[Saved data entries]
▽
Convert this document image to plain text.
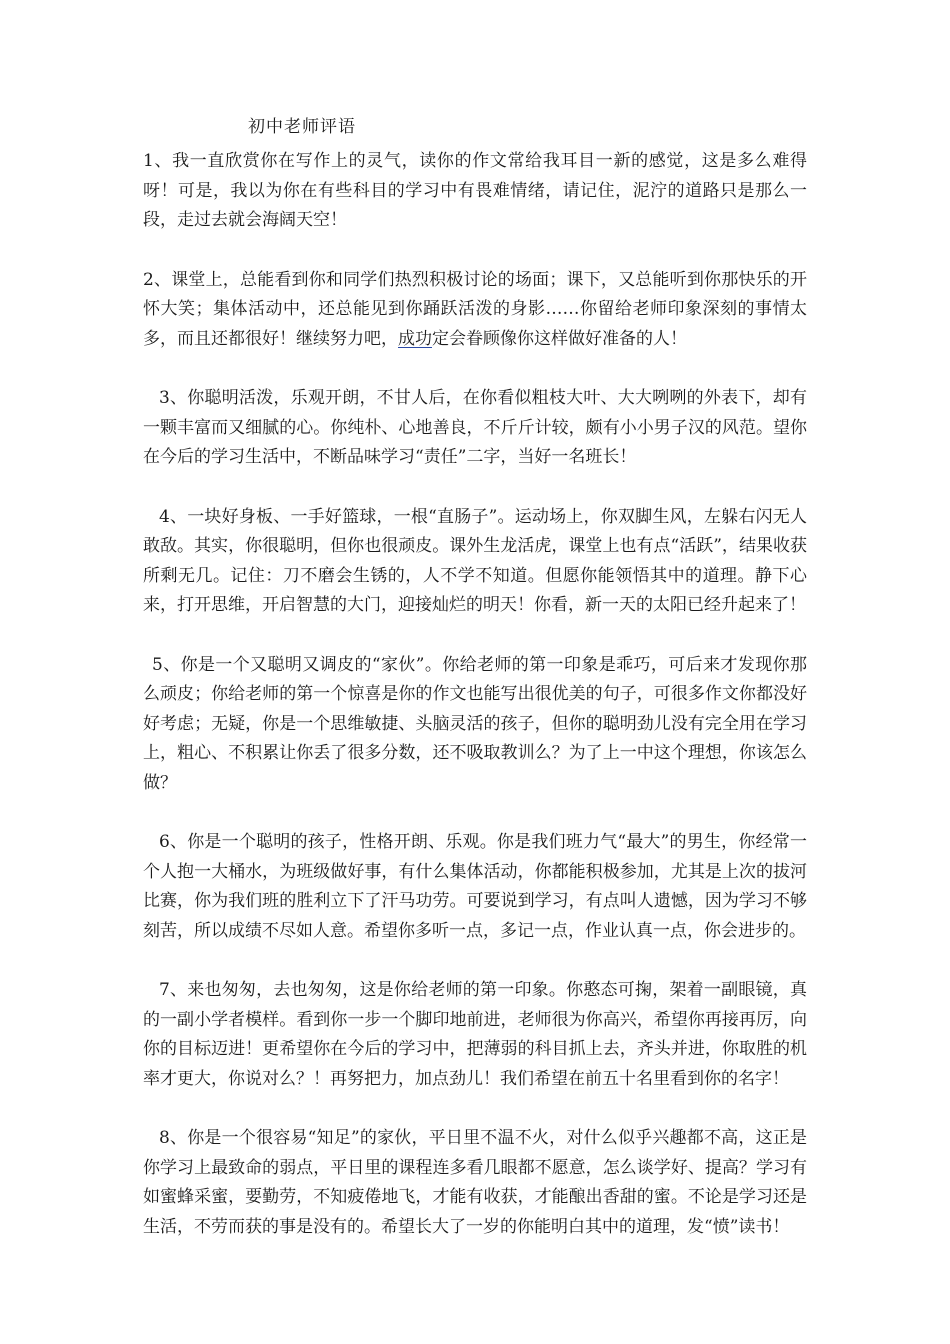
初中老师评语

1、我一直欣赏你在写作上的灵气，读你的作文常给我耳目一新的感觉，这是多么难得呀！可是，我以为你在有些科目的学习中有畏难情绪，请记住，泥泞的道路只是那么一段，走过去就会海阔天空！

2、课堂上，总能看到你和同学们热烈积极讨论的场面；课下，又总能听到你那快乐的开怀大笑；集体活动中，还总能见到你踊跃活泼的身影……你留给老师印象深刻的事情太多，而且还都很好！继续努力吧，成功定会眷顾像你这样做好准备的人！

3、你聪明活泼，乐观开朗，不甘人后，在你看似粗枝大叶、大大咧咧的外表下，却有一颗丰富而又细腻的心。你纯朴、心地善良，不斤斤计较，颇有小小男子汉的风范。望你在今后的学习生活中，不断品味学习“责任”二字，当好一名班长！

4、一块好身板、一手好篮球，一根“直肠子”。运动场上，你双脚生风，左躲右闪无人敢敌。其实，你很聪明，但你也很顽皮。课外生龙活虎，课堂上也有点“活跃”，结果收获所剩无几。记住：刀不磨会生锈的，人不学不知道。但愿你能领悟其中的道理。静下心来，打开思维，开启智慧的大门，迎接灿烂的明天！你看，新一天的太阳已经升起来了！

5、你是一个又聪明又调皮的“家伙”。你给老师的第一印象是乖巧，可后来才发现你那么顽皮；你给老师的第一个惊喜是你的作文也能写出很优美的句子，可很多作文你都没好好考虑；无疑，你是一个思维敏捷、头脑灵活的孩子，但你的聪明劲儿没有完全用在学习上，粗心、不积累让你丢了很多分数，还不吸取教训么？为了上一中这个理想，你该怎么做？

6、你是一个聪明的孩子，性格开朗、乐观。你是我们班力气“最大”的男生，你经常一个人抱一大桶水，为班级做好事，有什么集体活动，你都能积极参加，尤其是上次的拔河比赛，你为我们班的胜利立下了汗马功劳。可要说到学习，有点叫人遗憾，因为学习不够刻苦，所以成绩不尽如人意。希望你多听一点，多记一点，作业认真一点，你会进步的。

7、来也匆匆，去也匆匆，这是你给老师的第一印象。你憨态可掬，架着一副眼镜，真的一副小学者模样。看到你一步一个脚印地前进，老师很为你高兴，希望你再接再厉，向你的目标迈进！更希望你在今后的学习中，把薄弱的科目抓上去，齐头并进，你取胜的机率才更大，你说对么？！再努把力，加点劲儿！我们希望在前五十名里看到你的名字！

8、你是一个很容易“知足”的家伙，平日里不温不火，对什么似乎兴趣都不高，这正是你学习上最致命的弱点，平日里的课程连多看几眼都不愿意，怎么谈学好、提高？学习有如蜜蜂采蜜，要勤劳，不知疲倦地飞，才能有收获，才能酿出香甜的蜜。不论是学习还是生活，不劳而获的事是没有的。希望长大了一岁的你能明白其中的道理，发“愤”读书！
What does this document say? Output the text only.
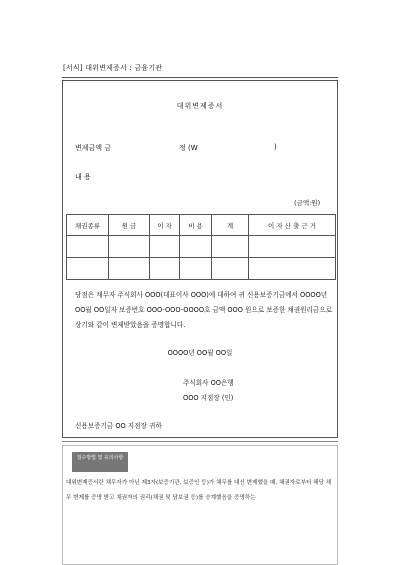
[서식] 대위변제증서 : 금융기관
대위변제증서
변제금액 금	정 (W	)
내 용
(금액:원)
채권종류	원 금	이 자	비 용	계	이 자 산 출 근 거

당점은 채무자 주식회사 OOO(대표이사 OOO)에 대하여 귀 신용보증기금에서 OOOO년 OO월 OO일자 보증번호 OOO-OOO-OOOO호 금액 OOO 원으로 보증한 채권원리금으로 상기와 같이 변제받았음을 증명합니다.
OOOO년 OO월 OO일
주식회사 OO은행
OOO 지점장 (인)
신용보증기금 OO 지점장 귀하
접수방법 및 유의사항
대위변제증서란 채무자가 아닌 제3자(보증기관, 보증인 등)가 채무를 대신 변제했을 때, 채권자로부터 해당 채무 변제를 증명 받고 채권자의 권리(채권 및 담보권 등)를 승계했음을 증명하는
△
CHALLENGE: Every line from the one containing "What does this" through the end of the data above should be copied exactly; nothing else is copied, and pictures are omitted.

ANSWER FOR THE TASK:
What does this document say? Output the text only.
[서식] 대위변제증서 : 금융기관
대위변제증서
변제금액 금	정 (W	)
내 용
(금액:원)
채권종류	원 금	이 자	비 용	계	이 자 산 출 근 거

당점은 채무자 주식회사 OOO(대표이사 OOO)에 대하여 귀 신용보증기금에서 OOOO년 OO월 OO일자 보증번호 OOO-OOO-OOOO호 금액 OOO 원으로 보증한 채권원리금으로 상기와 같이 변제받았음을 증명합니다.
OOOO년 OO월 OO일
주식회사 OO은행
OOO 지점장 (인)
신용보증기금 OO 지점장 귀하
접수방법 및 유의사항
대위변제증서란 채무자가 아닌 제3자(보증기관, 보증인 등)가 채무를 대신 변제했을 때, 채권자로부터 해당 채무 변제를 증명 받고 채권자의 권리(채권 및 담보권 등)를 승계했음을 증명하는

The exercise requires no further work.